Task
Each line that contains the word "NADPH" counts once; give the total for the records below and nothing else.

Task data
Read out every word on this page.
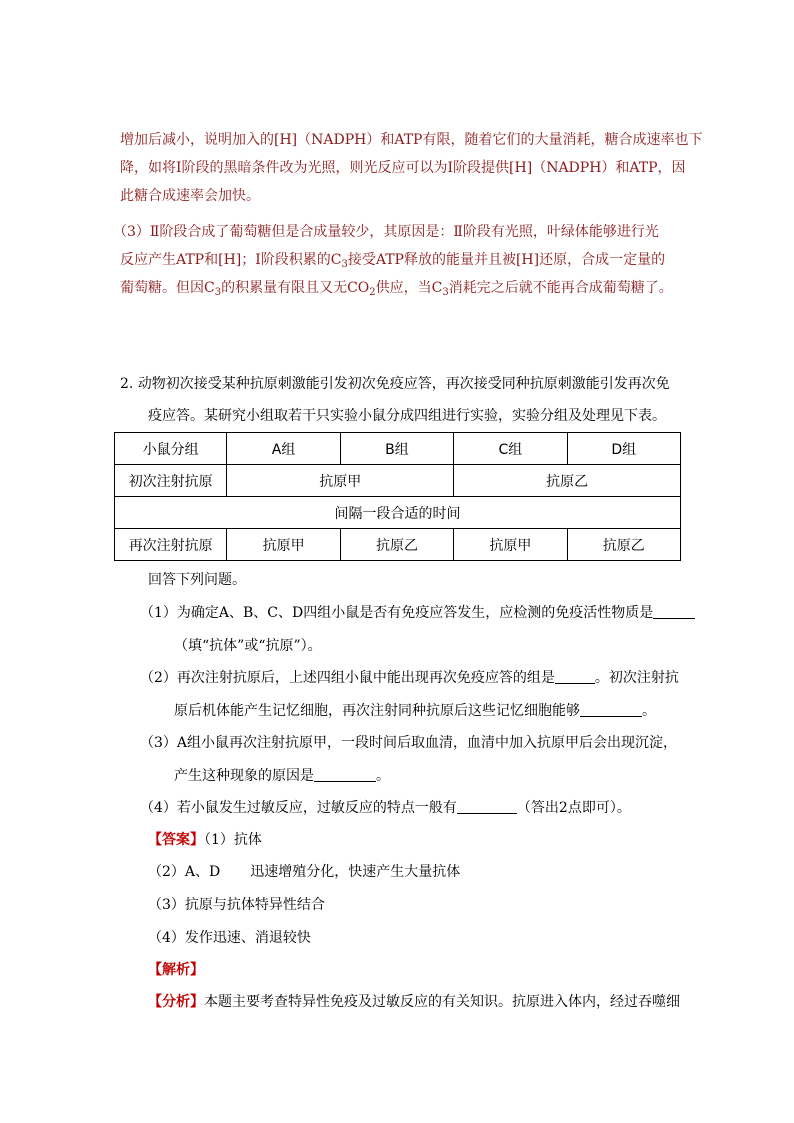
增加后减小，说明加入的[H]（NADPH）和ATP有限，随着它们的大量消耗，糖合成速率也下
降，如将Ⅰ阶段的黑暗条件改为光照，则光反应可以为Ⅰ阶段提供[H]（NADPH）和ATP，因
此糖合成速率会加快。
（3）Ⅱ阶段合成了葡萄糖但是合成量较少，其原因是：Ⅱ阶段有光照，叶绿体能够进行光
反应产生ATP和[H]；Ⅰ阶段积累的$C_3$接受ATP释放的能量并且被[H]还原，合成一定量的
葡萄糖。但因$C_3$的积累量有限且又无$CO_2$供应，当$C_3$消耗完之后就不能再合成葡萄糖了。
2. 动物初次接受某种抗原刺激能引发初次免疫应答，再次接受同种抗原刺激能引发再次免
疫应答。某研究小组取若干只实验小鼠分成四组进行实验，实验分组及处理见下表。
小鼠分组	A组	B组	C组	D组
初次注射抗原	抗原甲		抗原乙	
间隔一段合适的时间				
再次注射抗原	抗原甲	抗原乙	抗原甲	抗原乙
回答下列问题。
（1）为确定A、B、C、D四组小鼠是否有免疫应答发生，应检测的免疫活性物质是
（填“抗体”或“抗原”）。
（2）再次注射抗原后，上述四组小鼠中能出现再次免疫应答的组是	。初次注射抗
原后机体能产生记忆细胞，再次注射同种抗原后这些记忆细胞能够	。
（3）A组小鼠再次注射抗原甲，一段时间后取血清，血清中加入抗原甲后会出现沉淀，
产生这种现象的原因是	。
（4）若小鼠发生过敏反应，过敏反应的特点一般有	（答出2点即可）。
【答案】（1）抗体
（2）A、D 迅速增殖分化，快速产生大量抗体
（3）抗原与抗体特异性结合
（4）发作迅速、消退较快
【解析】
【分析】本题主要考查特异性免疫及过敏反应的有关知识。抗原进入体内，经过吞噬细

Written solution
2